### Short exercise
Your copy of the material must match it exactly, except that pictures are dropped.
▼▼▼
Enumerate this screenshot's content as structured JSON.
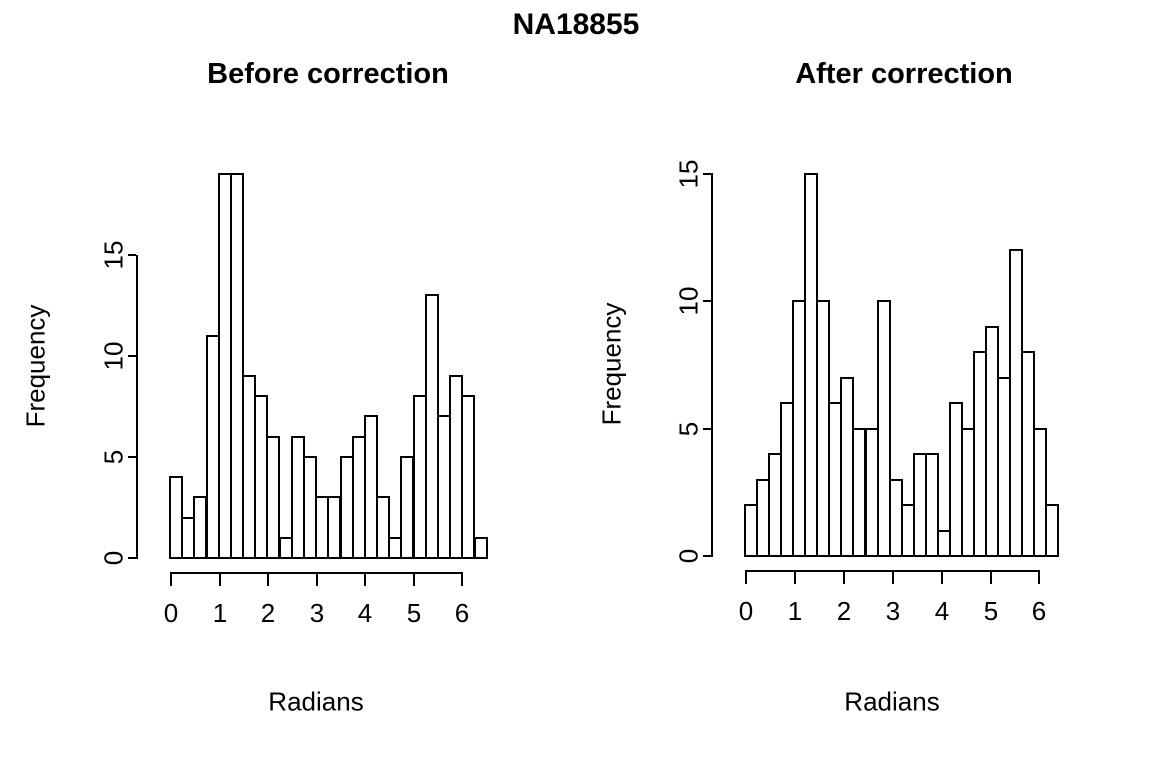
{
  "title": "NA18855",
  "panels": [
    {
      "title": "Before correction",
      "xlabel": "Radians",
      "ylabel": "Frequency"
    },
    {
      "title": "After correction",
      "xlabel": "Radians",
      "ylabel": "Frequency"
    }
  ],
  "chart_data": [
    {
      "type": "bar",
      "title": "Before correction",
      "xlabel": "Radians",
      "ylabel": "Frequency",
      "bin_start": 0,
      "bin_width": 0.25,
      "values": [
        4,
        2,
        3,
        11,
        19,
        19,
        9,
        8,
        6,
        1,
        6,
        5,
        3,
        3,
        5,
        6,
        7,
        3,
        1,
        5,
        8,
        13,
        7,
        9,
        8,
        1
      ],
      "xticks": [
        0,
        1,
        2,
        3,
        4,
        5,
        6
      ],
      "yticks": [
        0,
        5,
        10,
        15
      ],
      "xlim": [
        0,
        6.5
      ],
      "ylim": [
        0,
        19
      ],
      "grid": false,
      "legend": null,
      "bar_fill": "#ffffff",
      "bar_stroke": "#000000"
    },
    {
      "type": "bar",
      "title": "After correction",
      "xlabel": "Radians",
      "ylabel": "Frequency",
      "bin_start": 0,
      "bin_width": 0.25,
      "values": [
        2,
        3,
        4,
        6,
        10,
        15,
        10,
        6,
        7,
        5,
        5,
        10,
        3,
        2,
        4,
        4,
        1,
        6,
        5,
        8,
        9,
        7,
        12,
        8,
        5,
        2
      ],
      "xticks": [
        0,
        1,
        2,
        3,
        4,
        5,
        6
      ],
      "yticks": [
        0,
        5,
        10,
        15
      ],
      "xlim": [
        0,
        6.5
      ],
      "ylim": [
        0,
        15
      ],
      "grid": false,
      "legend": null,
      "bar_fill": "#ffffff",
      "bar_stroke": "#000000"
    }
  ]
}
▲▲▲
### Written reply
Enumerate this screenshot's content as structured JSON.
{
  "title": "NA18855",
  "panels": [
    {
      "title": "Before correction",
      "xlabel": "Radians",
      "ylabel": "Frequency"
    },
    {
      "title": "After correction",
      "xlabel": "Radians",
      "ylabel": "Frequency"
    }
  ],
  "chart_data": [
    {
      "type": "bar",
      "title": "Before correction",
      "xlabel": "Radians",
      "ylabel": "Frequency",
      "bin_start": 0,
      "bin_width": 0.25,
      "values": [
        4,
        2,
        3,
        11,
        19,
        19,
        9,
        8,
        6,
        1,
        6,
        5,
        3,
        3,
        5,
        6,
        7,
        3,
        1,
        5,
        8,
        13,
        7,
        9,
        8,
        1
      ],
      "xticks": [
        0,
        1,
        2,
        3,
        4,
        5,
        6
      ],
      "yticks": [
        0,
        5,
        10,
        15
      ],
      "xlim": [
        0,
        6.5
      ],
      "ylim": [
        0,
        19
      ],
      "grid": false,
      "legend": null,
      "bar_fill": "#ffffff",
      "bar_stroke": "#000000"
    },
    {
      "type": "bar",
      "title": "After correction",
      "xlabel": "Radians",
      "ylabel": "Frequency",
      "bin_start": 0,
      "bin_width": 0.25,
      "values": [
        2,
        3,
        4,
        6,
        10,
        15,
        10,
        6,
        7,
        5,
        5,
        10,
        3,
        2,
        4,
        4,
        1,
        6,
        5,
        8,
        9,
        7,
        12,
        8,
        5,
        2
      ],
      "xticks": [
        0,
        1,
        2,
        3,
        4,
        5,
        6
      ],
      "yticks": [
        0,
        5,
        10,
        15
      ],
      "xlim": [
        0,
        6.5
      ],
      "ylim": [
        0,
        15
      ],
      "grid": false,
      "legend": null,
      "bar_fill": "#ffffff",
      "bar_stroke": "#000000"
    }
  ]
}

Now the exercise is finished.